Passage shown
American actor (1923–2014)

Booth Colman (March 8, 1923 – December 15, 2014) was an American film, television and stage actor. In his later years he played older authority figures, such as doctors and lawyers. Colman appeared in films since 1952, when he debuted (uncredited) in The Big Sky directed by Howard Hawks.

==Life and career==
Colman was born to a Jewish parents Sol and Sona Cohn in Portland, Oregon. As a child actor in local productions, he became active in local radio. He studied Oriental language at the University of Washington and University of Michigan. During World War II, he enlisted in the United States Army on May 12, 1943, and attended language training at the University of Michigan from 1943 to 1944. After language training, he worked in New York City and was discharged from the army in 1944 at Fort Dix, New Jersey. While in New York, he began a long career in Broadway theater, first appearing in a production of Irwin Shaw's war drama The Assassin. He was soon invited to join Maurice Evans' acting company, where he continued to act on stage, and later in films. His other Broadway credits include Now I Lay Me Down to Sleep (1950), Tonight at 8:30 (1948), and Hamlet (1945).

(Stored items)
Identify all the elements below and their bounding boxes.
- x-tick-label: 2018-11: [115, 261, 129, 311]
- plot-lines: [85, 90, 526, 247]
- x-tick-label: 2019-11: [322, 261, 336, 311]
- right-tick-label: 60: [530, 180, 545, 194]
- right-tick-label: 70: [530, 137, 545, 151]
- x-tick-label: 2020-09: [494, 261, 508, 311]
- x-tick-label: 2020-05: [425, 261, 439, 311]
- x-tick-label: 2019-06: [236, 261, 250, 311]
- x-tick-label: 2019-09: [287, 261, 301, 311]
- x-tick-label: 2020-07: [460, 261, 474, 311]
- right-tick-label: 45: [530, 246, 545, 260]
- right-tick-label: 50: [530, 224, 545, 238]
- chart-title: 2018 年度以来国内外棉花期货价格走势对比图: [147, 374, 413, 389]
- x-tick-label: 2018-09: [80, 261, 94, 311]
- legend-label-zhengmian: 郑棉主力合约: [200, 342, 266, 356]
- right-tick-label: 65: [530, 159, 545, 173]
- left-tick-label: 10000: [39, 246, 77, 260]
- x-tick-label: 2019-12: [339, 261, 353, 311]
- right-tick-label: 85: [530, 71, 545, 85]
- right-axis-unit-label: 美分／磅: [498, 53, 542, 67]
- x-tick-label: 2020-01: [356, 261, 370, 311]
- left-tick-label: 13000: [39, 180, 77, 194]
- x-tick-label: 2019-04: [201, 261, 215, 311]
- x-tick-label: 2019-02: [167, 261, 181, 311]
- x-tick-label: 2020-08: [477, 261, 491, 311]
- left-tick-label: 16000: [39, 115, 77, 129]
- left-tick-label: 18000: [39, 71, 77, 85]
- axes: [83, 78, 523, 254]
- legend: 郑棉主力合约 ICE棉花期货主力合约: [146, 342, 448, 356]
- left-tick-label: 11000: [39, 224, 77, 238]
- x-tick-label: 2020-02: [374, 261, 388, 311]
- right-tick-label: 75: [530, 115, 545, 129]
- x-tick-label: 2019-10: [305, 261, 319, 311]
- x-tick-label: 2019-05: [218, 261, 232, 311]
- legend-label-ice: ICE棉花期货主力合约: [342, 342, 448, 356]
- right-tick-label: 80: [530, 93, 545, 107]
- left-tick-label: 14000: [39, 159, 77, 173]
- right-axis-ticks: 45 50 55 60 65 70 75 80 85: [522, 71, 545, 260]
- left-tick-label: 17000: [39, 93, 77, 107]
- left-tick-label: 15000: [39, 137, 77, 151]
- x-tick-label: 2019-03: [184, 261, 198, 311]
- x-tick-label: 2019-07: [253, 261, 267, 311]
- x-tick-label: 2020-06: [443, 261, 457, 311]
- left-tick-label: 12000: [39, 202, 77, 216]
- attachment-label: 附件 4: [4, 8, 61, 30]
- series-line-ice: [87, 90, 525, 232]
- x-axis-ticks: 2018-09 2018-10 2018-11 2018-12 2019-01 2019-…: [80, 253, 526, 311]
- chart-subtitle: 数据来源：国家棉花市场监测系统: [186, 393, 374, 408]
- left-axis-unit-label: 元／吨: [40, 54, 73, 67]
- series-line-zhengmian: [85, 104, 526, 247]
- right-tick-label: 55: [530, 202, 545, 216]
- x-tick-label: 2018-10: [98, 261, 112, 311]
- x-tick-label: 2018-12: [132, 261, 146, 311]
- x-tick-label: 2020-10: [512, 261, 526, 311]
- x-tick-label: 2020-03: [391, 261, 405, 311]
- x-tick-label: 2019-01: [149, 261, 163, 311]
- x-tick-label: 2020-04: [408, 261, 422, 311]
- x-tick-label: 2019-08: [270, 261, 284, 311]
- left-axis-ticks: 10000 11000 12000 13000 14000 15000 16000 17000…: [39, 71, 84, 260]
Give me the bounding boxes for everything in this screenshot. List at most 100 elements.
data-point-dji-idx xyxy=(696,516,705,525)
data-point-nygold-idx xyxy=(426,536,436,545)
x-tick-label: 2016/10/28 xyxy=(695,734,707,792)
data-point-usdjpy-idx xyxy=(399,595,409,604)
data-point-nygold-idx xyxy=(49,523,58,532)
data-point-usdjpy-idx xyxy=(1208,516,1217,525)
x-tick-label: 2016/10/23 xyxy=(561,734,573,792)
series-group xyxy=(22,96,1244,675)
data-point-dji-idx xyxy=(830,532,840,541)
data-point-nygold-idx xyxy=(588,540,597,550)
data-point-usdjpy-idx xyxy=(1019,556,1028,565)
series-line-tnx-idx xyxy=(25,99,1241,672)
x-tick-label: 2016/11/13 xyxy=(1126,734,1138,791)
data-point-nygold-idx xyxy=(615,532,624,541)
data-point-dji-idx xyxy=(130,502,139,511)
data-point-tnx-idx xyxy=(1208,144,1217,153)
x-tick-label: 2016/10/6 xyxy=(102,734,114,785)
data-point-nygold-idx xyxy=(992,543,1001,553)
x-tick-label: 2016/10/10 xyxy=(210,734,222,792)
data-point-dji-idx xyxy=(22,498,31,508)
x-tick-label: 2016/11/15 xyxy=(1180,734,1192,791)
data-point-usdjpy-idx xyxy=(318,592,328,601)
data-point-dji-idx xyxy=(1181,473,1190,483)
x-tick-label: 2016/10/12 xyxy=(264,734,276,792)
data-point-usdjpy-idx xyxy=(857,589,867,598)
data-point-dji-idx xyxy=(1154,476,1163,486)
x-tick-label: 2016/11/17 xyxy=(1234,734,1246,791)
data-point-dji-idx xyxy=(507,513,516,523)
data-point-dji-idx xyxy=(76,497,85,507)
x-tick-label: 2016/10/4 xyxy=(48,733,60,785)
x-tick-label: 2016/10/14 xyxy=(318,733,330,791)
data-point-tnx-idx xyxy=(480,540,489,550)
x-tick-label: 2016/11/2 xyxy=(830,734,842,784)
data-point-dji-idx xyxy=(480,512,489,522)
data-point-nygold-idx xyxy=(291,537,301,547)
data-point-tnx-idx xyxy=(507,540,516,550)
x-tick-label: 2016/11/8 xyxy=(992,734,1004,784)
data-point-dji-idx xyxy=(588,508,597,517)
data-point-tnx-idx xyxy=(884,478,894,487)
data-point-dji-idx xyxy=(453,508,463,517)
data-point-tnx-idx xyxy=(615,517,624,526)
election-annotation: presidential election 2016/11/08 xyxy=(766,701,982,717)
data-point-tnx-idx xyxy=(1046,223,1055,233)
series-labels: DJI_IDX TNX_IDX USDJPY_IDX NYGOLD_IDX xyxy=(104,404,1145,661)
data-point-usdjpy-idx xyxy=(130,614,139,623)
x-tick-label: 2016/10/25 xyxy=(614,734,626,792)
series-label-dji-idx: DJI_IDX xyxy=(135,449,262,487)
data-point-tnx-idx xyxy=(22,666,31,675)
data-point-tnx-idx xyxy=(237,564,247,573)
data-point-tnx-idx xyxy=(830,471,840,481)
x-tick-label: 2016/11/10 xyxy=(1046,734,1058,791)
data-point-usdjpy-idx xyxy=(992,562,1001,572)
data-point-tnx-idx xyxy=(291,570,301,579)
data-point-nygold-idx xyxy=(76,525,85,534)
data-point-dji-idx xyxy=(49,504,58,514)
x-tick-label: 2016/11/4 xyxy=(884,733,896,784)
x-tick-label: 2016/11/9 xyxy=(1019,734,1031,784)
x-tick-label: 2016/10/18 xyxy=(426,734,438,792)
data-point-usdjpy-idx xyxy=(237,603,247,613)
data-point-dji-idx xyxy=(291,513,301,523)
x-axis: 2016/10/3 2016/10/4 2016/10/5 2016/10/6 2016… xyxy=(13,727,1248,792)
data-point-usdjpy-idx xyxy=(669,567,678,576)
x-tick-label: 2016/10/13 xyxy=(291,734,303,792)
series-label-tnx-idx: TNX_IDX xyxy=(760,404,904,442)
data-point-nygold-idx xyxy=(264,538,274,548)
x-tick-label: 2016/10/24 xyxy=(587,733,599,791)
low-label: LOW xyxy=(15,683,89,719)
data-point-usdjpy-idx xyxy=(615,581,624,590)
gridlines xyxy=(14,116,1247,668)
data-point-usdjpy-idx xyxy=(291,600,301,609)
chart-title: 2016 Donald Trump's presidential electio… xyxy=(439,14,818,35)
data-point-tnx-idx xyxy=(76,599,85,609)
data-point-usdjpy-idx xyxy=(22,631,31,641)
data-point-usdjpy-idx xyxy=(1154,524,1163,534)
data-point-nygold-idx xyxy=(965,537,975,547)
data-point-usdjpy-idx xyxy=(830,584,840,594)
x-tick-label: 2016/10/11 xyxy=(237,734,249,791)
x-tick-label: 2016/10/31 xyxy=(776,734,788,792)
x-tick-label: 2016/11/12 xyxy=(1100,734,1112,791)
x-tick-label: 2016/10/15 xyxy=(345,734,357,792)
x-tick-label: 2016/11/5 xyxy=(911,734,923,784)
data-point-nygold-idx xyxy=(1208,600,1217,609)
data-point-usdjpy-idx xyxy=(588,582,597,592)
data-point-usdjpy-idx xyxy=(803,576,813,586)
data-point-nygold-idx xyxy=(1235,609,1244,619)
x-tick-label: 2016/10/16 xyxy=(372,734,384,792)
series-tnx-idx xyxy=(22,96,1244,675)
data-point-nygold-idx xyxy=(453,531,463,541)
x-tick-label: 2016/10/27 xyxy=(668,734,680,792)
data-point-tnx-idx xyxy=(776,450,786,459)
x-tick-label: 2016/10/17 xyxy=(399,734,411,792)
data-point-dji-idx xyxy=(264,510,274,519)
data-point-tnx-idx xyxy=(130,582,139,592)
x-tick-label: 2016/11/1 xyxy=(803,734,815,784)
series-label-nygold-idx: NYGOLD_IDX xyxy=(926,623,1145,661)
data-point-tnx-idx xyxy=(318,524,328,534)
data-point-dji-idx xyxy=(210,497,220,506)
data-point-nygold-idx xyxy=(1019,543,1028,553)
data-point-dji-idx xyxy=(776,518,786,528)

Tasks
• 1. Reproduce a portion of the Booth Colman biography, beginning at the words "Booth Colman (March" and stopping after the words "by Howard Hawks.".
• 2. Answer these questions using the Booth Colman biography:
(a) In what year did Colman make his film debut, and in which film?
(b) In what city was Colman born?
(c) Where was Colman discharged from the army?
• 3. Continue the Booth Colman biography, starting after its final sentence.

Solved problems
• 1.
Booth Colman (March 8, 1923 – December 15, 2014) was an American film, television and stage actor. In his later years he played older authority figures, such as doctors and lawyers. Colman appeared in films since 1952, when he debuted (uncredited) in The Big Sky directed by Howard Hawks.

• 2.
(a) 1952, in The Big Sky.
(b) Portland, Oregon.
(c) Fort Dix, New Jersey.

• 3.
He appeared dozens of times on prime-time television dramas and comedies. In 1964, he appeared in two full episodes of Perry Mason, one as a doctor in police investigations and the other as a prosecuting attorney. Other televisions appearances include My Three Sons (1962), Frasier, Gilligan's Island, McCloud and The Monkees. Films include Them! (1954), The Silver Chalice (1954), Moonfleet (1955), My Gun Is Quick (1957), Wild on the Beach (1965), Maryjane (1968), The Lawyer (1970), Scandalous John (1971), Time Travelers (1976), Norma Rae (1979) and Intolerable Cruelty (2003). In 1983, he portrayed the kindly scientist, Professor Hector Jerrold, in the ABC daytime melodrama General Hospital.

In 1974, Colman played the role of Dr. Zaius in the popular short-lived TV series, Planet of the Apes; the role made famous on the big screen by his former teacher, Maurice Evans. In the six episodes in which he appeared, he wore the original costume Evans used in Planet of the Apes and Beneath the Planet of the Apes.

Colman played Scrooge over 600 times on stage in A Christmas Carol at the Meadow Brook Theatre in the Detroit area.

==Death==
He died in his sleep in Los Angeles at the age of 91 on December 15, 2014.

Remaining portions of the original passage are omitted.